What you are asked to do:
Quote the listing below in its entirety, omitting every image.

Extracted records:
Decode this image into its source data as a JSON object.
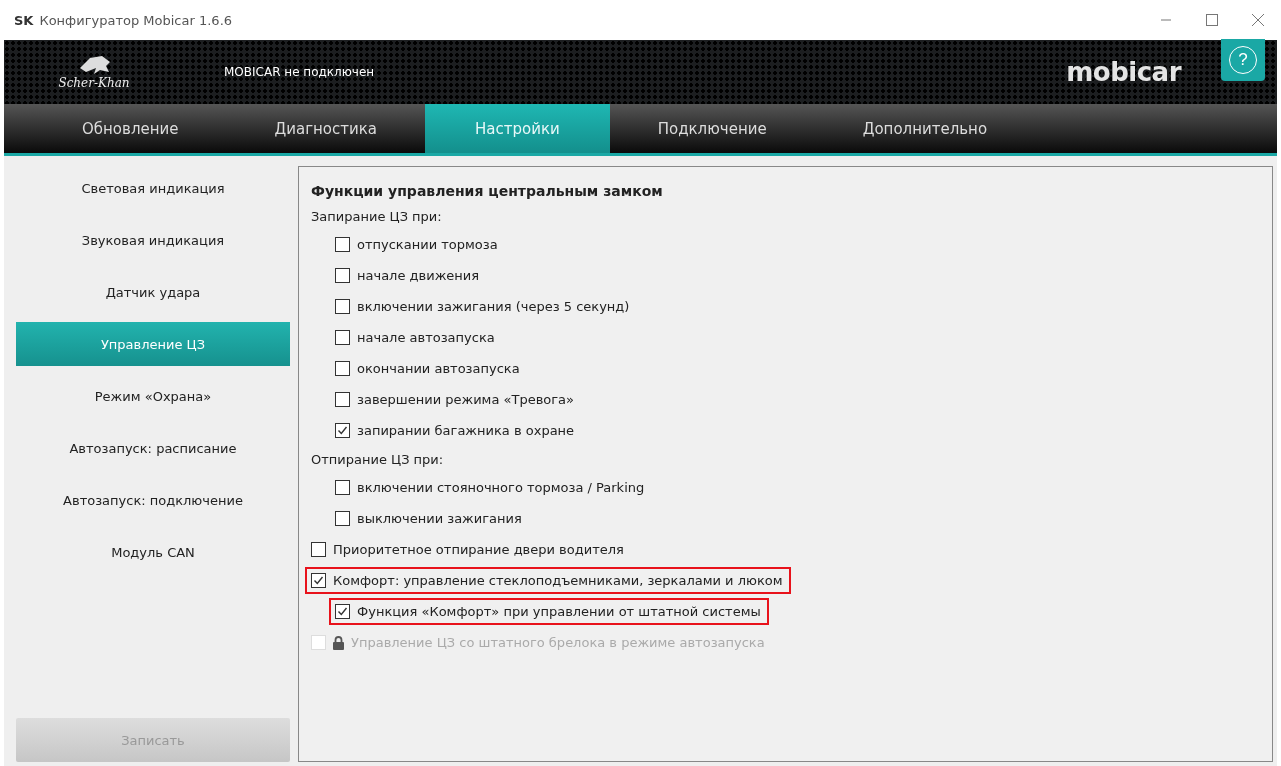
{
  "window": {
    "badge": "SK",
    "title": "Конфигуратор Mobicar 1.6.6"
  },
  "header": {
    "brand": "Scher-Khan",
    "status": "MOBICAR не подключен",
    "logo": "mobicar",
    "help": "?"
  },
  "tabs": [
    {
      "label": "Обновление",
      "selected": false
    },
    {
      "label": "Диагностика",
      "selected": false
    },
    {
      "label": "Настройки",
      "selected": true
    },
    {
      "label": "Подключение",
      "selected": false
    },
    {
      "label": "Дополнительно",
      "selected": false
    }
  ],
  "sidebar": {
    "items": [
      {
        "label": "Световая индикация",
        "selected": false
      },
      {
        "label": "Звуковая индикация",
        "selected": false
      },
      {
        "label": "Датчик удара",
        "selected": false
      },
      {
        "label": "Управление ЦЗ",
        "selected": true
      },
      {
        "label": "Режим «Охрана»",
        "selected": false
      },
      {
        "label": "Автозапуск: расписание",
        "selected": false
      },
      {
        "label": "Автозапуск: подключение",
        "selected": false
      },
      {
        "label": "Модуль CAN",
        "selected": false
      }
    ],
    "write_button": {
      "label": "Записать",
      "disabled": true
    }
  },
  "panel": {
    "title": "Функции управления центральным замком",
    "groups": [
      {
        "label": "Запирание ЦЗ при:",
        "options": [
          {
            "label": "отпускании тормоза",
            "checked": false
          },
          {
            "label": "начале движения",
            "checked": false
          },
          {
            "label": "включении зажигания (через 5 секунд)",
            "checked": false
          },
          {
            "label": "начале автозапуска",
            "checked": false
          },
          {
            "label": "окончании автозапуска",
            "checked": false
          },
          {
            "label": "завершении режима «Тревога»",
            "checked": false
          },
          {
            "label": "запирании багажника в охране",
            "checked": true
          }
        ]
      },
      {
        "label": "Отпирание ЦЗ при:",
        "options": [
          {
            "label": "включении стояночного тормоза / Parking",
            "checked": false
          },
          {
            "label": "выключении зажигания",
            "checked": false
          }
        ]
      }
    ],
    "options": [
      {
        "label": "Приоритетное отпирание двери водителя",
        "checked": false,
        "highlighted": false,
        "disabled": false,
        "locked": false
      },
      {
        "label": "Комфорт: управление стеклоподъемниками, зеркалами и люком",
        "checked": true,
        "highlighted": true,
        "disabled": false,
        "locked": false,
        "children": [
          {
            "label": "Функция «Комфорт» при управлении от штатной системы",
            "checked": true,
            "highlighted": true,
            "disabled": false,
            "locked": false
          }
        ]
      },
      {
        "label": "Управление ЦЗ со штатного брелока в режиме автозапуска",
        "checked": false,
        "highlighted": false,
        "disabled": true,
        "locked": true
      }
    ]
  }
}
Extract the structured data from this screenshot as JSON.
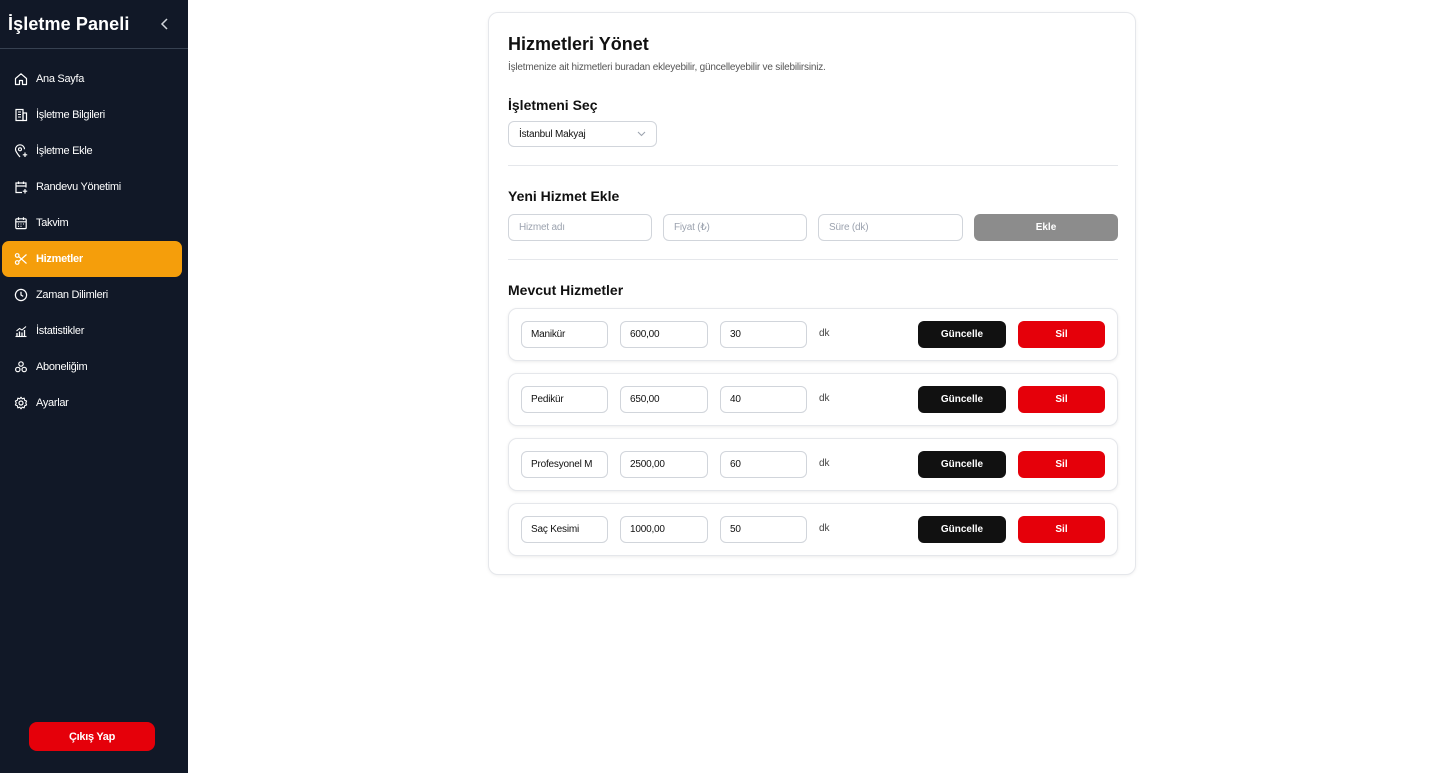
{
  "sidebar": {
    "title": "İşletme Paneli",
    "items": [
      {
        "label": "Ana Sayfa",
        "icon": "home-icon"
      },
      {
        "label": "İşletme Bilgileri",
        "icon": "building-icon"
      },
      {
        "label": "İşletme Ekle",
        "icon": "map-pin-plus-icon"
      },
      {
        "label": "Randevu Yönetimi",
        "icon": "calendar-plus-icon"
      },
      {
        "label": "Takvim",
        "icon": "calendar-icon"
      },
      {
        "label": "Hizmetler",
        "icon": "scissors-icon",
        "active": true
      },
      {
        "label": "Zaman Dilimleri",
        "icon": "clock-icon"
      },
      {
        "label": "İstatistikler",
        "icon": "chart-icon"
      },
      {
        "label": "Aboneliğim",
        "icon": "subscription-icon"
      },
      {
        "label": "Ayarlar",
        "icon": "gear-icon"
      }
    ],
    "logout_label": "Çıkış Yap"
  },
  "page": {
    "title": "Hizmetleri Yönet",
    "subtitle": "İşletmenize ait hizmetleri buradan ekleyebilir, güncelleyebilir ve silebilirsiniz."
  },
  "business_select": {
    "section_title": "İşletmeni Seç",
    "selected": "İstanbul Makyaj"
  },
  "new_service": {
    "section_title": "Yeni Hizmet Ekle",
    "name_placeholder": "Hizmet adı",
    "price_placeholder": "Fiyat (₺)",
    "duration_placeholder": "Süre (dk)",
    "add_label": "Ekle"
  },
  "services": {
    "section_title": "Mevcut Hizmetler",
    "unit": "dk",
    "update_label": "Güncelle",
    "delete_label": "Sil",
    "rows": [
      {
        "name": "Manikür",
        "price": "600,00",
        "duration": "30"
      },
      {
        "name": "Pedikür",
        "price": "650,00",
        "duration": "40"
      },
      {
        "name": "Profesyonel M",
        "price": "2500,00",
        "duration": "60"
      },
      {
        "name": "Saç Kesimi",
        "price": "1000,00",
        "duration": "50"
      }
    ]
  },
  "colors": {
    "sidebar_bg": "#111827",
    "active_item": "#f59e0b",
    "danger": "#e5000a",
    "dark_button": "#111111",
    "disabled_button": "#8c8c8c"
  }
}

Response to the task:
Decode this image into its source data as a JSON object.
{
  "window": {
    "badge": "SK",
    "title": "Конфигуратор Mobicar 1.6.6"
  },
  "header": {
    "brand": "Scher-Khan",
    "status": "MOBICAR не подключен",
    "logo": "mobicar",
    "help": "?"
  },
  "tabs": [
    {
      "label": "Обновление",
      "selected": false
    },
    {
      "label": "Диагностика",
      "selected": false
    },
    {
      "label": "Настройки",
      "selected": true
    },
    {
      "label": "Подключение",
      "selected": false
    },
    {
      "label": "Дополнительно",
      "selected": false
    }
  ],
  "sidebar": {
    "items": [
      {
        "label": "Световая индикация",
        "selected": false
      },
      {
        "label": "Звуковая индикация",
        "selected": false
      },
      {
        "label": "Датчик удара",
        "selected": false
      },
      {
        "label": "Управление ЦЗ",
        "selected": true
      },
      {
        "label": "Режим «Охрана»",
        "selected": false
      },
      {
        "label": "Автозапуск: расписание",
        "selected": false
      },
      {
        "label": "Автозапуск: подключение",
        "selected": false
      },
      {
        "label": "Модуль CAN",
        "selected": false
      }
    ],
    "write_button": {
      "label": "Записать",
      "disabled": true
    }
  },
  "panel": {
    "title": "Функции управления центральным замком",
    "groups": [
      {
        "label": "Запирание ЦЗ при:",
        "options": [
          {
            "label": "отпускании тормоза",
            "checked": false
          },
          {
            "label": "начале движения",
            "checked": false
          },
          {
            "label": "включении зажигания (через 5 секунд)",
            "checked": false
          },
          {
            "label": "начале автозапуска",
            "checked": false
          },
          {
            "label": "окончании автозапуска",
            "checked": false
          },
          {
            "label": "завершении режима «Тревога»",
            "checked": false
          },
          {
            "label": "запирании багажника в охране",
            "checked": true
          }
        ]
      },
      {
        "label": "Отпирание ЦЗ при:",
        "options": [
          {
            "label": "включении стояночного тормоза / Parking",
            "checked": false
          },
          {
            "label": "выключении зажигания",
            "checked": false
          }
        ]
      }
    ],
    "options": [
      {
        "label": "Приоритетное отпирание двери водителя",
        "checked": false,
        "highlighted": false,
        "disabled": false,
        "locked": false
      },
      {
        "label": "Комфорт: управление стеклоподъемниками, зеркалами и люком",
        "checked": true,
        "highlighted": true,
        "disabled": false,
        "locked": false,
        "children": [
          {
            "label": "Функция «Комфорт» при управлении от штатной системы",
            "checked": true,
            "highlighted": true,
            "disabled": false,
            "locked": false
          }
        ]
      },
      {
        "label": "Управление ЦЗ со штатного брелока в режиме автозапуска",
        "checked": false,
        "highlighted": false,
        "disabled": true,
        "locked": true
      }
    ]
  }
}
Extract the structured data from this screenshot as JSON.
{
  "sidebar": {
    "title": "İşletme Paneli",
    "items": [
      {
        "label": "Ana Sayfa",
        "icon": "home-icon"
      },
      {
        "label": "İşletme Bilgileri",
        "icon": "building-icon"
      },
      {
        "label": "İşletme Ekle",
        "icon": "map-pin-plus-icon"
      },
      {
        "label": "Randevu Yönetimi",
        "icon": "calendar-plus-icon"
      },
      {
        "label": "Takvim",
        "icon": "calendar-icon"
      },
      {
        "label": "Hizmetler",
        "icon": "scissors-icon",
        "active": true
      },
      {
        "label": "Zaman Dilimleri",
        "icon": "clock-icon"
      },
      {
        "label": "İstatistikler",
        "icon": "chart-icon"
      },
      {
        "label": "Aboneliğim",
        "icon": "subscription-icon"
      },
      {
        "label": "Ayarlar",
        "icon": "gear-icon"
      }
    ],
    "logout_label": "Çıkış Yap"
  },
  "page": {
    "title": "Hizmetleri Yönet",
    "subtitle": "İşletmenize ait hizmetleri buradan ekleyebilir, güncelleyebilir ve silebilirsiniz."
  },
  "business_select": {
    "section_title": "İşletmeni Seç",
    "selected": "İstanbul Makyaj"
  },
  "new_service": {
    "section_title": "Yeni Hizmet Ekle",
    "name_placeholder": "Hizmet adı",
    "price_placeholder": "Fiyat (₺)",
    "duration_placeholder": "Süre (dk)",
    "add_label": "Ekle"
  },
  "services": {
    "section_title": "Mevcut Hizmetler",
    "unit": "dk",
    "update_label": "Güncelle",
    "delete_label": "Sil",
    "rows": [
      {
        "name": "Manikür",
        "price": "600,00",
        "duration": "30"
      },
      {
        "name": "Pedikür",
        "price": "650,00",
        "duration": "40"
      },
      {
        "name": "Profesyonel M",
        "price": "2500,00",
        "duration": "60"
      },
      {
        "name": "Saç Kesimi",
        "price": "1000,00",
        "duration": "50"
      }
    ]
  },
  "colors": {
    "sidebar_bg": "#111827",
    "active_item": "#f59e0b",
    "danger": "#e5000a",
    "dark_button": "#111111",
    "disabled_button": "#8c8c8c"
  }
}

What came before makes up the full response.